# WHAT YOU WILL DO
Collect all the lines that mention the word "אביב".

# LISTED RECORDS
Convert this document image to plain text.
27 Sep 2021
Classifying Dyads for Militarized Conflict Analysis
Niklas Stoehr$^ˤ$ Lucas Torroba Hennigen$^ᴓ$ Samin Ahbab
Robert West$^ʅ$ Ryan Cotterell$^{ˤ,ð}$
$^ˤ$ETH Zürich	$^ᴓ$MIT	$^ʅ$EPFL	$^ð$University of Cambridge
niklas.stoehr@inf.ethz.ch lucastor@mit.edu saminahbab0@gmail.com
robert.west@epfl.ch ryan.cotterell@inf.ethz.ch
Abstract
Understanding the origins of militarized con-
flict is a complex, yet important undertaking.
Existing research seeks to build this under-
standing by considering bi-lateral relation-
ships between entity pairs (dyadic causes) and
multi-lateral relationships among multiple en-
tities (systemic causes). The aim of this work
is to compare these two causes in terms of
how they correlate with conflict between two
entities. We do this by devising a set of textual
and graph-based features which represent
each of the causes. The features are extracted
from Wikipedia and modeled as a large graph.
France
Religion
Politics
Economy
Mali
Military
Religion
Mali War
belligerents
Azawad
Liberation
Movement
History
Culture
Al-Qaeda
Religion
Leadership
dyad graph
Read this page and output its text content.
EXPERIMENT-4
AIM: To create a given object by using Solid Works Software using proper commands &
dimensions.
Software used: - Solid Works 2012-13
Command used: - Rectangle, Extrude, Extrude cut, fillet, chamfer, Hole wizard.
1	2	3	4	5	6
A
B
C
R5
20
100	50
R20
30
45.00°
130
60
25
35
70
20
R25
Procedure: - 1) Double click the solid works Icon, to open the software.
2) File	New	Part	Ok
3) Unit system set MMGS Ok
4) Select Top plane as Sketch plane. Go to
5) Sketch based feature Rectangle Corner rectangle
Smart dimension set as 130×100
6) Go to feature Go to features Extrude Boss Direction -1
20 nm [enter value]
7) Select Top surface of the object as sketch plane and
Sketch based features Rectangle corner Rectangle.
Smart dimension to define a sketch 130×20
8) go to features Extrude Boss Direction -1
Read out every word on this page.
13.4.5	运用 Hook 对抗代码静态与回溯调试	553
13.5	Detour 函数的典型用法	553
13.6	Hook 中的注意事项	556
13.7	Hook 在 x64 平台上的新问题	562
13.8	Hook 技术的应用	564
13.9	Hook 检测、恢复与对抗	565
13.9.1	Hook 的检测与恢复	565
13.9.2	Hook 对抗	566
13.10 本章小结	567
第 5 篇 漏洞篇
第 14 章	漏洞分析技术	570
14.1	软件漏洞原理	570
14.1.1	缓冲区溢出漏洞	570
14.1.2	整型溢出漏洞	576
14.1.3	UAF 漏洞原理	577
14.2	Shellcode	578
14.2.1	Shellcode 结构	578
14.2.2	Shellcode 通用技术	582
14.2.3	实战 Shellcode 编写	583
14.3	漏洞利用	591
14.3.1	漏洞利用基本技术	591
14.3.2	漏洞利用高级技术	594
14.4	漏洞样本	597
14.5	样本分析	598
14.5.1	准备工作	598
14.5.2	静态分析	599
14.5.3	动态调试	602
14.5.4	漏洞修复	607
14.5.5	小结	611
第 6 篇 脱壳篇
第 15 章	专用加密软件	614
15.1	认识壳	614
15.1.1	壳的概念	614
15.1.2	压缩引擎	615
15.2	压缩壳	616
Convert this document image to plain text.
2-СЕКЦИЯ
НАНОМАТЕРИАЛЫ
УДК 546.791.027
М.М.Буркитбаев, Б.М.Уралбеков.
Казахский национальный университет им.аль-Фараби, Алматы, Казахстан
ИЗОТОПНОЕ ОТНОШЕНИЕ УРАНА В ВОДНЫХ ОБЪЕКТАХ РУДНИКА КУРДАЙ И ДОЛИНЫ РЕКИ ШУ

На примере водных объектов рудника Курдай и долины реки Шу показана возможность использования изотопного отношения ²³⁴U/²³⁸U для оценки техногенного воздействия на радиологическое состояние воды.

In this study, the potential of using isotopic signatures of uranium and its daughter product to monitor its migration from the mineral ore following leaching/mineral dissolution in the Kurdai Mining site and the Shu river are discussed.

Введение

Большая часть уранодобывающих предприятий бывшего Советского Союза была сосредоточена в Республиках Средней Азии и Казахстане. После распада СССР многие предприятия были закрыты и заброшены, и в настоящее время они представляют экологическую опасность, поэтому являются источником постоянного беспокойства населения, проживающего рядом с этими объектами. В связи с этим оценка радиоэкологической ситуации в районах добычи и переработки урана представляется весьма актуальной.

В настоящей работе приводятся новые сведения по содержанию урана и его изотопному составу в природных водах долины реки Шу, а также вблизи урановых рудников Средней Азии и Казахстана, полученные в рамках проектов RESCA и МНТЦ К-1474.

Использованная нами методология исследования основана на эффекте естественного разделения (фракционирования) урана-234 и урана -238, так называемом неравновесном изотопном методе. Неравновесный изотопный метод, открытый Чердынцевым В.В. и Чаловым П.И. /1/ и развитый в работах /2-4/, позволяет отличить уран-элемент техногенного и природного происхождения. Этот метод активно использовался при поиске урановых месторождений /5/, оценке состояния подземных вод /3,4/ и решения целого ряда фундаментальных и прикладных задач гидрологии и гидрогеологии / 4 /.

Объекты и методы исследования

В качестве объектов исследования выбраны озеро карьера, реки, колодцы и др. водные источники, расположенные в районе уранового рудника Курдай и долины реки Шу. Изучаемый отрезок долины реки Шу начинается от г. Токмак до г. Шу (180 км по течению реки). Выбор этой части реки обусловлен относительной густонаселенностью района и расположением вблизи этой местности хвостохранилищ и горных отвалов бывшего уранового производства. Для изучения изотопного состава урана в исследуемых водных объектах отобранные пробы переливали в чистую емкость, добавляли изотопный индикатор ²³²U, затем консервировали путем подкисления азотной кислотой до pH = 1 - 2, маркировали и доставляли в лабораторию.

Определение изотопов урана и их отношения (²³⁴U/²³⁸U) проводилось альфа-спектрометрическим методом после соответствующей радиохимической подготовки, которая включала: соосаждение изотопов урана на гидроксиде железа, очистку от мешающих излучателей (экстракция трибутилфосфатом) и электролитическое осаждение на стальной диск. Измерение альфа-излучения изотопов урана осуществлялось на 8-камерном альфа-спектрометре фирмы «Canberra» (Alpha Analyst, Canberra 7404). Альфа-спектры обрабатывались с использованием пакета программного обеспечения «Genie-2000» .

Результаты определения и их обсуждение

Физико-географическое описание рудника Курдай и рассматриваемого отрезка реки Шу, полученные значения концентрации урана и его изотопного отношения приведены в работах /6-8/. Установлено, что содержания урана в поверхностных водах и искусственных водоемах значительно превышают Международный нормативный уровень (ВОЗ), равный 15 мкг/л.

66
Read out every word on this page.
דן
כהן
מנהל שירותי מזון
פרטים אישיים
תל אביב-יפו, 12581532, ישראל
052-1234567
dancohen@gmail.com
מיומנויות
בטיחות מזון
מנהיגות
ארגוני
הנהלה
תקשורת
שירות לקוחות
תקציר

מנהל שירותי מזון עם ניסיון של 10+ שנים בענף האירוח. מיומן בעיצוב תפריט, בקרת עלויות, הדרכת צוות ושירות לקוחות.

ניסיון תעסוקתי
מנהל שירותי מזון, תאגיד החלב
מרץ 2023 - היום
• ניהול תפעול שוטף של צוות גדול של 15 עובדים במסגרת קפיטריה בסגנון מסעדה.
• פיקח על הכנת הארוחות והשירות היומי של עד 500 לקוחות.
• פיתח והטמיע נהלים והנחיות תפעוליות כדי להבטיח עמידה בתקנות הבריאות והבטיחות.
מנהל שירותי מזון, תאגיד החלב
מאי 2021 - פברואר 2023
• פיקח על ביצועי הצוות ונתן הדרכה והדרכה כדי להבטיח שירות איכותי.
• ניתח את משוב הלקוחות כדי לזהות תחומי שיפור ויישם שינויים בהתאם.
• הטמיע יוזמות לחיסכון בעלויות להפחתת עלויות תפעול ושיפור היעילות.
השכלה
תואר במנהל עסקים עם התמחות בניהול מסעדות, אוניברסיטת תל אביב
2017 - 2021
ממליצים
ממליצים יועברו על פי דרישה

# THE OUTPUT
תל אביב-יפו, 12581532, ישראל
תואר במנהל עסקים עם התמחות בניהול מסעדות, אוניברסיטת תל אביב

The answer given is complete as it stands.